(Data records)
+ + + +

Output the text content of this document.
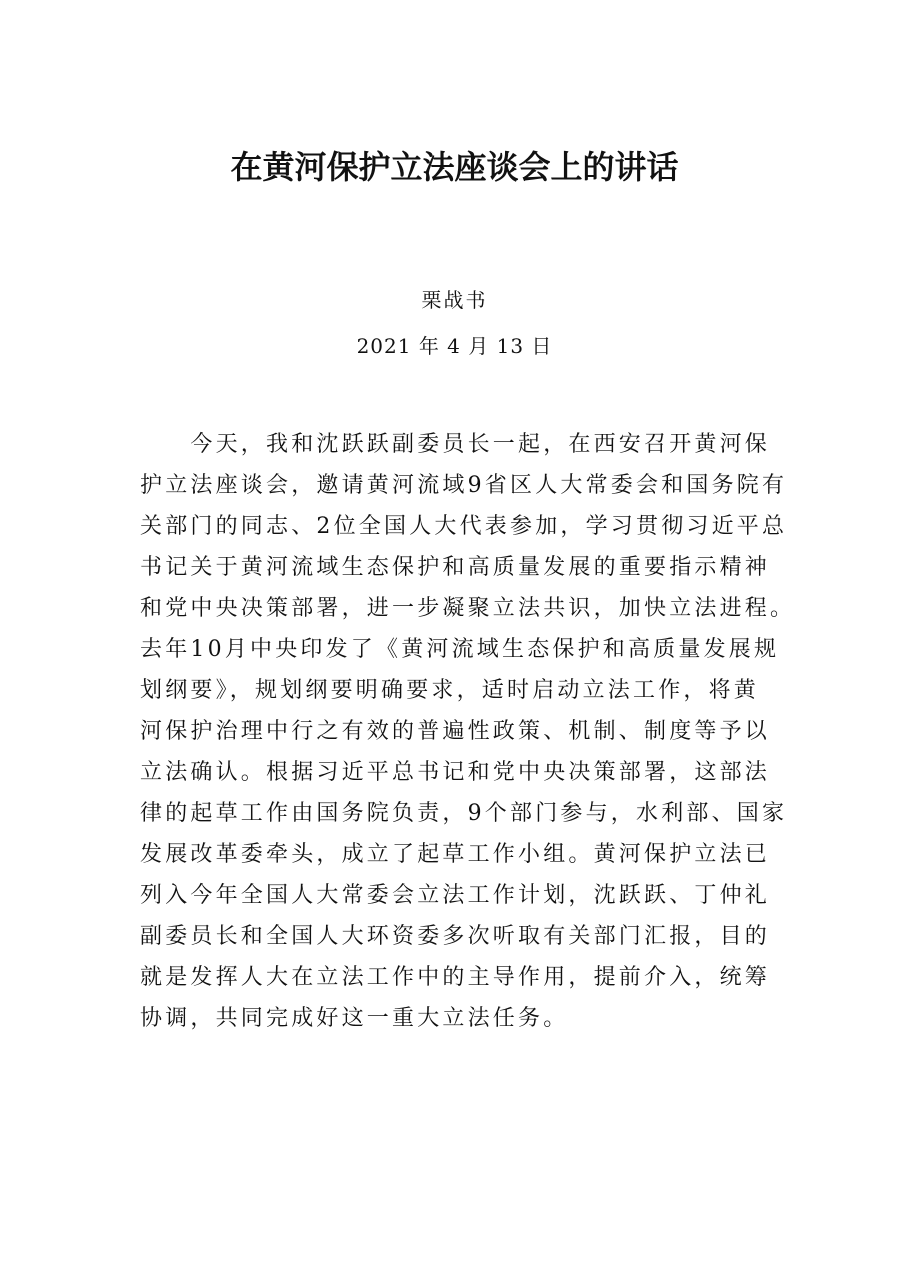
在黄河保护立法座谈会上的讲话
栗战书
2021 年 4 月 13 日
　　今天，我和沈跃跃副委员长一起，在西安召开黄河保
护立法座谈会，邀请黄河流域9省区人大常委会和国务院有
关部门的同志、2位全国人大代表参加，学习贯彻习近平总
书记关于黄河流域生态保护和高质量发展的重要指示精神
和党中央决策部署，进一步凝聚立法共识，加快立法进程。
去年10月中央印发了《黄河流域生态保护和高质量发展规
划纲要》，规划纲要明确要求，适时启动立法工作，将黄
河保护治理中行之有效的普遍性政策、机制、制度等予以
立法确认。根据习近平总书记和党中央决策部署，这部法
律的起草工作由国务院负责，9个部门参与，水利部、国家
发展改革委牵头，成立了起草工作小组。黄河保护立法已
列入今年全国人大常委会立法工作计划，沈跃跃、丁仲礼
副委员长和全国人大环资委多次听取有关部门汇报，目的
就是发挥人大在立法工作中的主导作用，提前介入，统筹
协调，共同完成好这一重大立法任务。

+ + + +

■ **Instructions for the task**:
Each entry should be repeated exactly as it appears; the pictures stay out.

■ **Reply**:
Output the text content of this document.
在黄河保护立法座谈会上的讲话
栗战书
2021 年 4 月 13 日
　　今天，我和沈跃跃副委员长一起，在西安召开黄河保
护立法座谈会，邀请黄河流域9省区人大常委会和国务院有
关部门的同志、2位全国人大代表参加，学习贯彻习近平总
书记关于黄河流域生态保护和高质量发展的重要指示精神
和党中央决策部署，进一步凝聚立法共识，加快立法进程。
去年10月中央印发了《黄河流域生态保护和高质量发展规
划纲要》，规划纲要明确要求，适时启动立法工作，将黄
河保护治理中行之有效的普遍性政策、机制、制度等予以
立法确认。根据习近平总书记和党中央决策部署，这部法
律的起草工作由国务院负责，9个部门参与，水利部、国家
发展改革委牵头，成立了起草工作小组。黄河保护立法已
列入今年全国人大常委会立法工作计划，沈跃跃、丁仲礼
副委员长和全国人大环资委多次听取有关部门汇报，目的
就是发挥人大在立法工作中的主导作用，提前介入，统筹
协调，共同完成好这一重大立法任务。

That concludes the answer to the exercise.